§ **Exercise directions**:
Your task is to copy every line of this material exactly.

(Part of a data file)
════════════════

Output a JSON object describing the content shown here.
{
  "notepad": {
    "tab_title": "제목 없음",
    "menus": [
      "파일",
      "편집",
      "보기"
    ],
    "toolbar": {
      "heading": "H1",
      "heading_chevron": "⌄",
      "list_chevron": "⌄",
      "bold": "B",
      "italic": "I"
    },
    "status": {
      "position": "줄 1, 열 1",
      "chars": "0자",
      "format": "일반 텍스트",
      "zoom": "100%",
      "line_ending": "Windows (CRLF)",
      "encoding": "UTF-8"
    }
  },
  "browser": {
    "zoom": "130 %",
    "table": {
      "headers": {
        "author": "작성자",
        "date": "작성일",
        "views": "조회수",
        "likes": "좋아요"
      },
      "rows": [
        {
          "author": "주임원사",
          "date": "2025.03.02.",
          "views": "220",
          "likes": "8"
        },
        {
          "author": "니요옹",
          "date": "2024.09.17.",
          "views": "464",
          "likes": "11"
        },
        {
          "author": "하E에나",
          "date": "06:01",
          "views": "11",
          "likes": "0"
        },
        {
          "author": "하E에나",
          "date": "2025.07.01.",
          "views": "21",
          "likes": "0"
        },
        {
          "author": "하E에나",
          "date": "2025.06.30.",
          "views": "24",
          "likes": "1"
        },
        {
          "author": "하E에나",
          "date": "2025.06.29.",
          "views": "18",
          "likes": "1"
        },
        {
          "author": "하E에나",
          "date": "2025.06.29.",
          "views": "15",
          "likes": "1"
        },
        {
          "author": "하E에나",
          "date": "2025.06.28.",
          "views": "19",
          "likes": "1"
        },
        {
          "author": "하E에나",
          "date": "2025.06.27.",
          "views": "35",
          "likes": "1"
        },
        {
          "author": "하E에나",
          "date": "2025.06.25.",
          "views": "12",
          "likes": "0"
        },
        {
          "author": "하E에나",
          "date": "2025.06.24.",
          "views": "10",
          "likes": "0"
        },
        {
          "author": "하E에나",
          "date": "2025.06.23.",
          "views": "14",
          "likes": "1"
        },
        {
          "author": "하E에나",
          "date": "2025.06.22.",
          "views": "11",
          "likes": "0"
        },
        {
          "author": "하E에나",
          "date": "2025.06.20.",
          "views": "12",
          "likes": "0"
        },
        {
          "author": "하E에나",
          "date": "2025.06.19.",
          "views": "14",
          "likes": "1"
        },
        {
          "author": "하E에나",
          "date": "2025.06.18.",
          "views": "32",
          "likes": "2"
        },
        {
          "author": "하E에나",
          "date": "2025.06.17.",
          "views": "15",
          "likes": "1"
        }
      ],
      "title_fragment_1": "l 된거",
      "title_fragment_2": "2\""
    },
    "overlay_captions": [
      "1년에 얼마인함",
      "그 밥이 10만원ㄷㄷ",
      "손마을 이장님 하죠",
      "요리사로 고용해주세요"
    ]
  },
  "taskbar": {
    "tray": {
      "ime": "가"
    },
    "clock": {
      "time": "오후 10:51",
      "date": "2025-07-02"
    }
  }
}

════════════════

§ **Written answer**:
Output a JSON object describing the content shown here.
{
  "notepad": {
    "tab_title": "제목 없음",
    "menus": [
      "파일",
      "편집",
      "보기"
    ],
    "toolbar": {
      "heading": "H1",
      "heading_chevron": "⌄",
      "list_chevron": "⌄",
      "bold": "B",
      "italic": "I"
    },
    "status": {
      "position": "줄 1, 열 1",
      "chars": "0자",
      "format": "일반 텍스트",
      "zoom": "100%",
      "line_ending": "Windows (CRLF)",
      "encoding": "UTF-8"
    }
  },
  "browser": {
    "zoom": "130 %",
    "table": {
      "headers": {
        "author": "작성자",
        "date": "작성일",
        "views": "조회수",
        "likes": "좋아요"
      },
      "rows": [
        {
          "author": "주임원사",
          "date": "2025.03.02.",
          "views": "220",
          "likes": "8"
        },
        {
          "author": "니요옹",
          "date": "2024.09.17.",
          "views": "464",
          "likes": "11"
        },
        {
          "author": "하E에나",
          "date": "06:01",
          "views": "11",
          "likes": "0"
        },
        {
          "author": "하E에나",
          "date": "2025.07.01.",
          "views": "21",
          "likes": "0"
        },
        {
          "author": "하E에나",
          "date": "2025.06.30.",
          "views": "24",
          "likes": "1"
        },
        {
          "author": "하E에나",
          "date": "2025.06.29.",
          "views": "18",
          "likes": "1"
        },
        {
          "author": "하E에나",
          "date": "2025.06.29.",
          "views": "15",
          "likes": "1"
        },
        {
          "author": "하E에나",
          "date": "2025.06.28.",
          "views": "19",
          "likes": "1"
        },
        {
          "author": "하E에나",
          "date": "2025.06.27.",
          "views": "35",
          "likes": "1"
        },
        {
          "author": "하E에나",
          "date": "2025.06.25.",
          "views": "12",
          "likes": "0"
        },
        {
          "author": "하E에나",
          "date": "2025.06.24.",
          "views": "10",
          "likes": "0"
        },
        {
          "author": "하E에나",
          "date": "2025.06.23.",
          "views": "14",
          "likes": "1"
        },
        {
          "author": "하E에나",
          "date": "2025.06.22.",
          "views": "11",
          "likes": "0"
        },
        {
          "author": "하E에나",
          "date": "2025.06.20.",
          "views": "12",
          "likes": "0"
        },
        {
          "author": "하E에나",
          "date": "2025.06.19.",
          "views": "14",
          "likes": "1"
        },
        {
          "author": "하E에나",
          "date": "2025.06.18.",
          "views": "32",
          "likes": "2"
        },
        {
          "author": "하E에나",
          "date": "2025.06.17.",
          "views": "15",
          "likes": "1"
        }
      ],
      "title_fragment_1": "l 된거",
      "title_fragment_2": "2\""
    },
    "overlay_captions": [
      "1년에 얼마인함",
      "그 밥이 10만원ㄷㄷ",
      "손마을 이장님 하죠",
      "요리사로 고용해주세요"
    ]
  },
  "taskbar": {
    "tray": {
      "ime": "가"
    },
    "clock": {
      "time": "오후 10:51",
      "date": "2025-07-02"
    }
  }
}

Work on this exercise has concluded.